■ **PETUNJUK LATIHAN**:
[A] Menurut teks tentang banjir di Benjeng, apa yang disepakati semua orang sebagai muara asal banjir tersebut?
[B] Lanjutkan teks tentang banjir di Benjeng, dimulai sesudah kalimat terakhir yang ditampilkan.

Tak Ada yang Lebih Tabah Dari Warga Benjeng di Bulan Februari

Oleh : Wildan Erhu Nugraha

Apa yang terngiang-ngiang dalam benak Kalian saat mendengar Benjeng, tentu semua akan memiliki persamaan pandangan yang sama, yaitu tentang banjir. Benjeng dan banjir seolah menjadi satu kesatuan takdir yang tak dapat dipisahkan. Memang banjir bukan lagi menjadi hal baru dalam kehidupan warga Benjeng. Maka tak heran kemudian orang di luar Benjeng akan selalu melempar petanyaan yang hampir seragam kalau tidak mau dikatakan selalu, “Mengapa Benjeng banjir ?” Saat membincang mengenai banjir dan Benjeng maka boleh di kata semua akan sepakat muara asalnya adalah adanya luapan Kali Lamong.

■ **BAGIAN DATA**:
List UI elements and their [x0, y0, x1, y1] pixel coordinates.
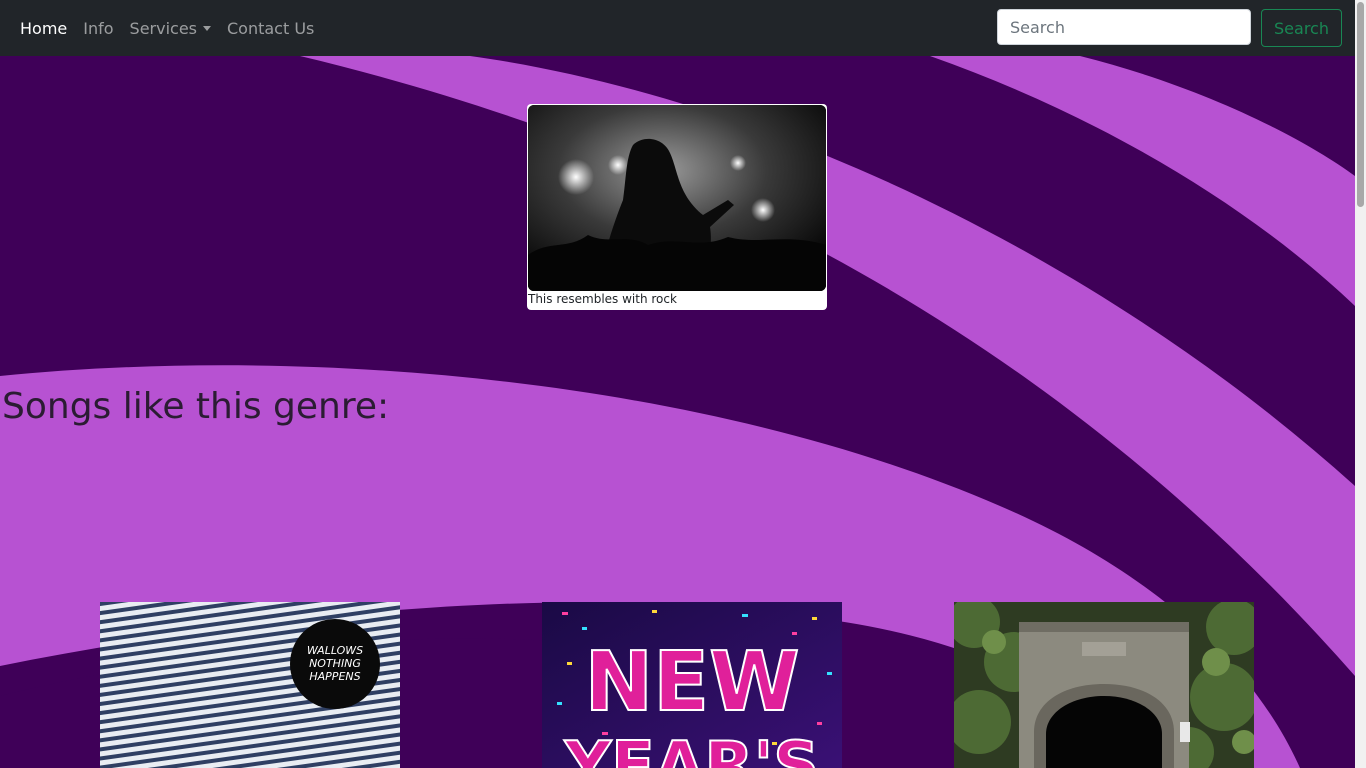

■ **JAWABAN LATIHAN**:
[A] Luapan Kali Lamong.

[B]
Pertengahan bulan Februari menjadi kelanjutan cerita banjir Kali Lamong di awal tahun 2022, tentu banjir kali ini tak sebesar banjir pada bulan November tahun lalu. Namun banjir kali ini terasah sangat berat karena harus berbarengan dengan musim panen padi bagi sebagian besar petani di wilayah Kecamatan Benjeng. Tak jarang petani akhirnya memutuskan untuk memanen lebih cepat padinya, dengan harapan hasil panen tidak begitu rusak. Jika terlambat dan terlalu terendam banjir maka akan menurunkan kualitas gabah  dan saat menjadi beras menjadi kekuningan.

Selain itu di beberapa desa di Kecamatan Benjeng, ada yang kondisi tanaman padinya masih memasuki fase merantak “mekatak ”, fase di mana tanam padi sedang keluar butirnya. Pada fase inilah baik tidaknya hasil panen menjadi acuan bagi petani padi, jika pada fase merantak kekurangan kadar air di maka dapat dipastikan biji padi atau gabah akan puso atau tidak berisi. Sedangkan jika pada fase ini tanaman padi terendam banjir maka juga akan mempengaruhi kesehatan tanaman, bahkan jika terendam lebih dari tiga hari akan mengalami pembusukan pada batang padi.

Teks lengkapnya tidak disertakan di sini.